WHAT NEEDS TO BE DONE: Which lines in the data below contain the word "cells"? Pull each of them out.
(SOURCE DATA)
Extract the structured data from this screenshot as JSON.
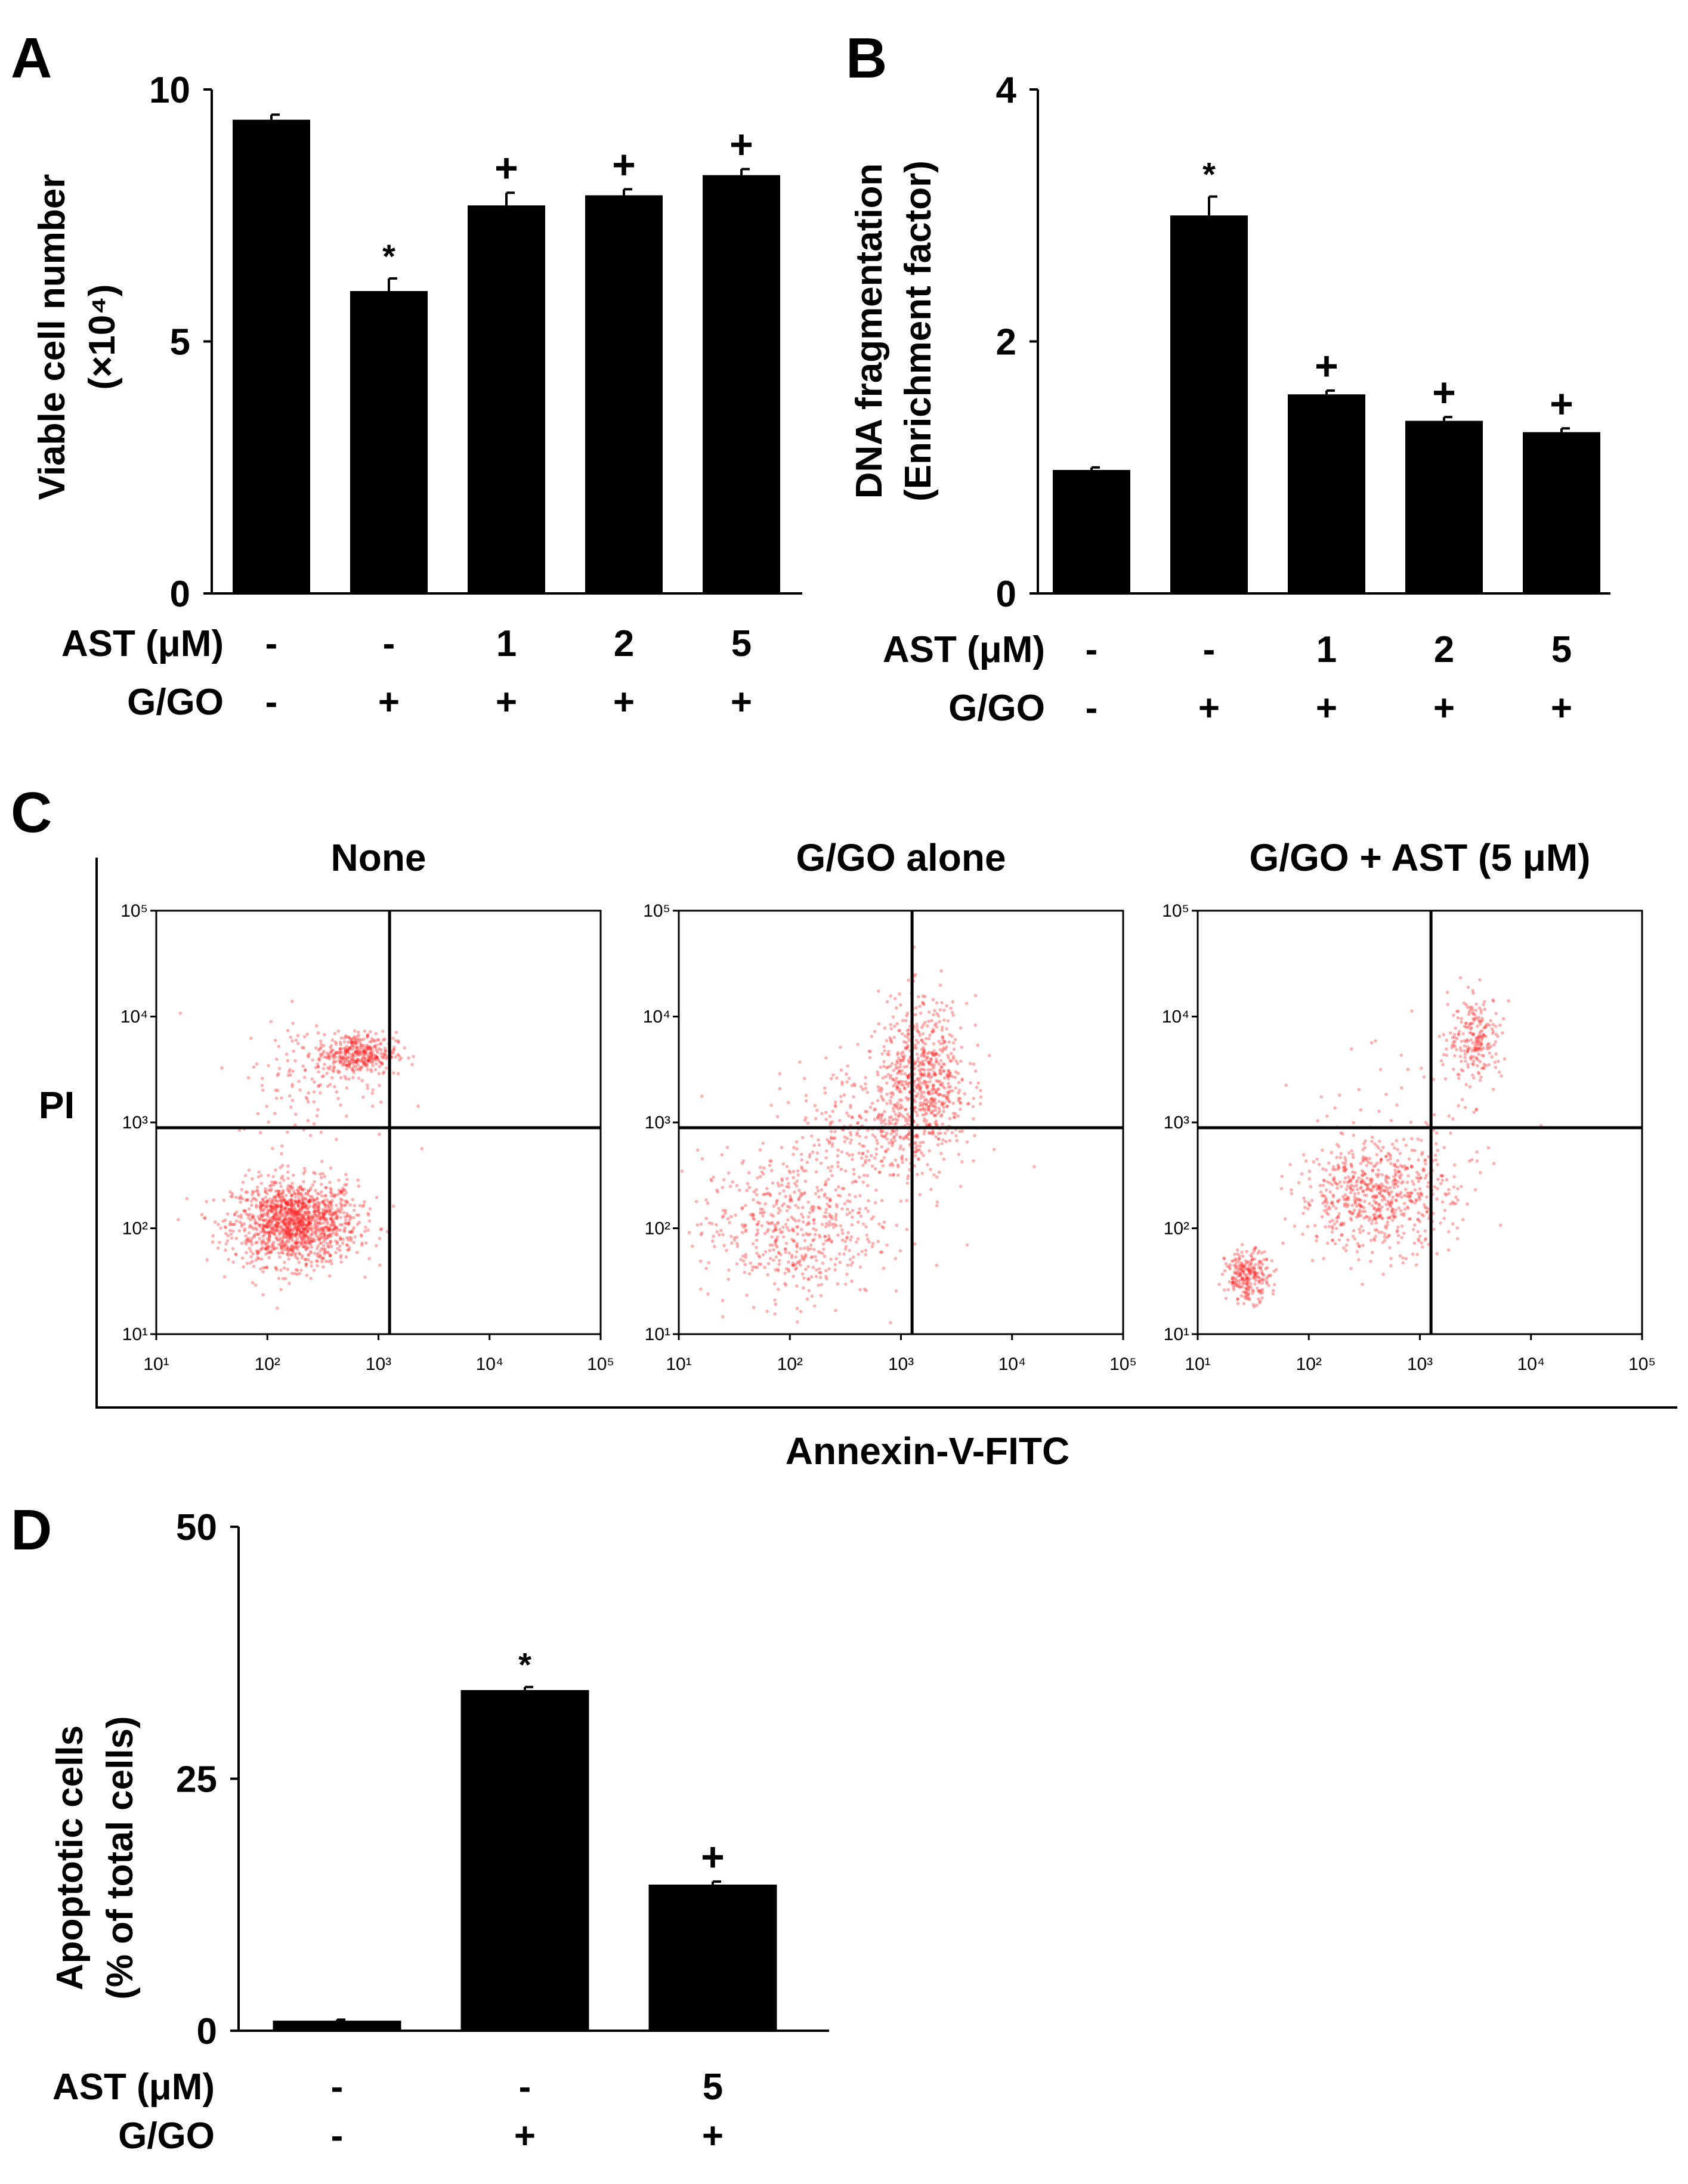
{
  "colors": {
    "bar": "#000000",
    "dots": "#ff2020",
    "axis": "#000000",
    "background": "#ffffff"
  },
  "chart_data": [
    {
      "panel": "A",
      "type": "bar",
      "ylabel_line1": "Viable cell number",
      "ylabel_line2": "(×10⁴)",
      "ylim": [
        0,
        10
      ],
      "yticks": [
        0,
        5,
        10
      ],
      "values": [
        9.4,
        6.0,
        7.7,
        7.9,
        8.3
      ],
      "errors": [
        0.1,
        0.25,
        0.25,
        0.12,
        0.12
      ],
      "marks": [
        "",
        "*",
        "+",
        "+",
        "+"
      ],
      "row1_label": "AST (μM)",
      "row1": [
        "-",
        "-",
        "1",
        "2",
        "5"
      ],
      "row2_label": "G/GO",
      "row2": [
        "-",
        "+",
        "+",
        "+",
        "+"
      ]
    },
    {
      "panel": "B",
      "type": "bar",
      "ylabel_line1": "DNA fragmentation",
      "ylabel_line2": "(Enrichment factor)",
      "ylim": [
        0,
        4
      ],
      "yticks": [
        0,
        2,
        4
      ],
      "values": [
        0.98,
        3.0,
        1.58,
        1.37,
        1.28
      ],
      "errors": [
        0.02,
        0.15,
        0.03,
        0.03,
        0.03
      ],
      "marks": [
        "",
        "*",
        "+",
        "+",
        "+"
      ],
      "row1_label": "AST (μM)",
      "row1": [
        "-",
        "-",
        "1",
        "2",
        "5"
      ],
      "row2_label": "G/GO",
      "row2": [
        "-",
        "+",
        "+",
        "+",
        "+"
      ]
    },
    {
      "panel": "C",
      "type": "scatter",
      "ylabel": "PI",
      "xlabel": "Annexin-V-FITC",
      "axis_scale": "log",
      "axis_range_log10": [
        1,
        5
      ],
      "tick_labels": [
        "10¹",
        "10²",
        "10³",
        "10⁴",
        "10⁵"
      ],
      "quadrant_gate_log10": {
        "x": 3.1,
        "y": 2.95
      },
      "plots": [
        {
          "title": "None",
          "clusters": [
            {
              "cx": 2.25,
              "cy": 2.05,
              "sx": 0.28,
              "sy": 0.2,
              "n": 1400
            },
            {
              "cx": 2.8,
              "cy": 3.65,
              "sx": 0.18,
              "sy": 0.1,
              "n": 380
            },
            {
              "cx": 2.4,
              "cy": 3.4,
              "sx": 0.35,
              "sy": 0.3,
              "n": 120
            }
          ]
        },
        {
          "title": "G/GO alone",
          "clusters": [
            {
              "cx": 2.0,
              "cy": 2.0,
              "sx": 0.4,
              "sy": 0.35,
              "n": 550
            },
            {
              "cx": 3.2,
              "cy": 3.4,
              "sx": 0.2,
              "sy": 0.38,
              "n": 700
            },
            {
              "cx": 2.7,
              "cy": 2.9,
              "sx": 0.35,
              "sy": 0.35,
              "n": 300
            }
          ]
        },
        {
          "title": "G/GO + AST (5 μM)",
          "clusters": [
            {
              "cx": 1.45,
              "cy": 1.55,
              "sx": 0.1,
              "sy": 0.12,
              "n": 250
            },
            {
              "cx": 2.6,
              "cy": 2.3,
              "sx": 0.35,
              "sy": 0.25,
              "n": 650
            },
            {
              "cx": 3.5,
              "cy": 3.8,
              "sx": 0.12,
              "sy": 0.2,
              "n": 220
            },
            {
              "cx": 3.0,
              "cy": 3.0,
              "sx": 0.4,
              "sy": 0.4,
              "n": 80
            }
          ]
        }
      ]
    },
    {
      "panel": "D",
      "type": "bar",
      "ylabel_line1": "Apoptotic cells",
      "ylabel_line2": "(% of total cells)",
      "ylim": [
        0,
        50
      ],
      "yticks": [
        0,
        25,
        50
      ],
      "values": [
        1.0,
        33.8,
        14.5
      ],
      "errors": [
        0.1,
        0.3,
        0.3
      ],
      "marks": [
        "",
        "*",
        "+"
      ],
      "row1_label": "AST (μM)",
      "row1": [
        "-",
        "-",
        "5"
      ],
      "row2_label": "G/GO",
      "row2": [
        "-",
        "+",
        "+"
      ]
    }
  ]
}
(End SOURCE DATA)
(SOURCE DATA)
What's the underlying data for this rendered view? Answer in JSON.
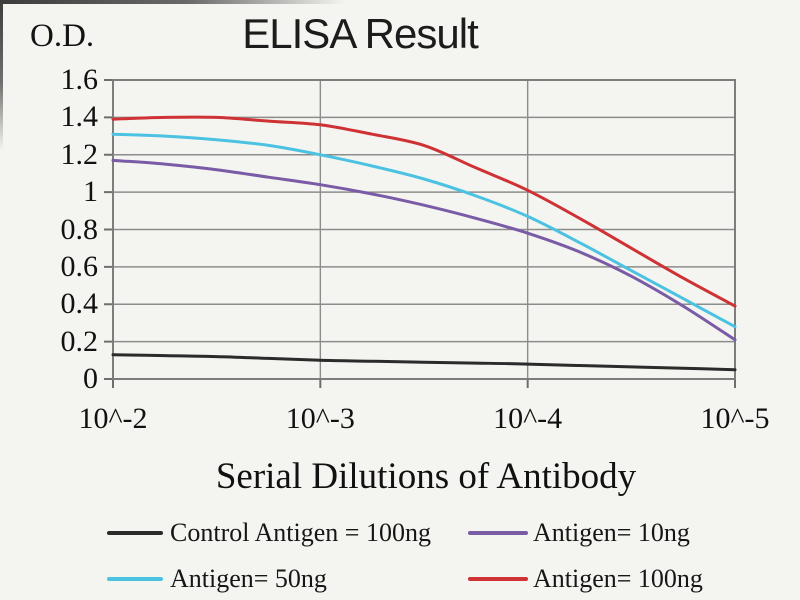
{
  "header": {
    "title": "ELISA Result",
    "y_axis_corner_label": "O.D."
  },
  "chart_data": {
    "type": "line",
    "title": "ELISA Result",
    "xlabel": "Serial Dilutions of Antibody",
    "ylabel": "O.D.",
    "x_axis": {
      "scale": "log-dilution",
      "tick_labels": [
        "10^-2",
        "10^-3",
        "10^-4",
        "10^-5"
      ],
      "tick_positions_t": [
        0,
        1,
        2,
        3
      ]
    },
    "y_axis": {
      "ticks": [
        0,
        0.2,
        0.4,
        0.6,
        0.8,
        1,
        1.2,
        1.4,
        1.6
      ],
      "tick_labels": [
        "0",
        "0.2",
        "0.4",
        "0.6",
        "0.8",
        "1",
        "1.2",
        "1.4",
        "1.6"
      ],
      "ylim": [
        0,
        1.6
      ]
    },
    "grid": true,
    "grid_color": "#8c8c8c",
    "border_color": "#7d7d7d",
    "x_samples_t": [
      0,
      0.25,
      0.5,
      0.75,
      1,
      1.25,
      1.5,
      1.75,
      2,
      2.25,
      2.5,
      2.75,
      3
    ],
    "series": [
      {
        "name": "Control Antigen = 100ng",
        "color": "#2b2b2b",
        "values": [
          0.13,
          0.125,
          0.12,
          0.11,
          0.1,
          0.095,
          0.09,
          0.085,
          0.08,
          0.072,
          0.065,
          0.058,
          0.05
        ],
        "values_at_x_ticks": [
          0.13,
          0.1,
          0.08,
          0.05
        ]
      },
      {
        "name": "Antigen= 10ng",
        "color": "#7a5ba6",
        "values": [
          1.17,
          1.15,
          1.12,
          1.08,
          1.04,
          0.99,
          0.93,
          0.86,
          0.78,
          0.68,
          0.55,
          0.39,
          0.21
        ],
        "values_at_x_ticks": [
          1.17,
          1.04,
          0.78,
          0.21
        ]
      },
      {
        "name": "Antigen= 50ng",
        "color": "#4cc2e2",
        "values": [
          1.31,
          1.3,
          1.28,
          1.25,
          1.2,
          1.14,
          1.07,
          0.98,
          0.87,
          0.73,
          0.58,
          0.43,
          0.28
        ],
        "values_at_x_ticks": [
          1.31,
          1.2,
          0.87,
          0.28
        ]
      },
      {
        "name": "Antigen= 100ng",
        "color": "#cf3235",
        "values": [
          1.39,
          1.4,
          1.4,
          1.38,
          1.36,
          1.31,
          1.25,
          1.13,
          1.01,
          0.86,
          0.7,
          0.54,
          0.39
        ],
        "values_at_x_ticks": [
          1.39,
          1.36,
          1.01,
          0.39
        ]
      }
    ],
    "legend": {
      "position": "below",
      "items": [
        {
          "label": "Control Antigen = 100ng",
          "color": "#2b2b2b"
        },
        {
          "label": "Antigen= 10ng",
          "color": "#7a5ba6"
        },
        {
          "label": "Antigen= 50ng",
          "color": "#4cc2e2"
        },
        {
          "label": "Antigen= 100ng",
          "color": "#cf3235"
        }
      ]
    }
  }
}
(End SOURCE DATA)
RESULT FOR THIS EXERCISE:
      "ylabel_line1": "Apoptotic cells",
      "ylabel_line2": "(% of total cells)",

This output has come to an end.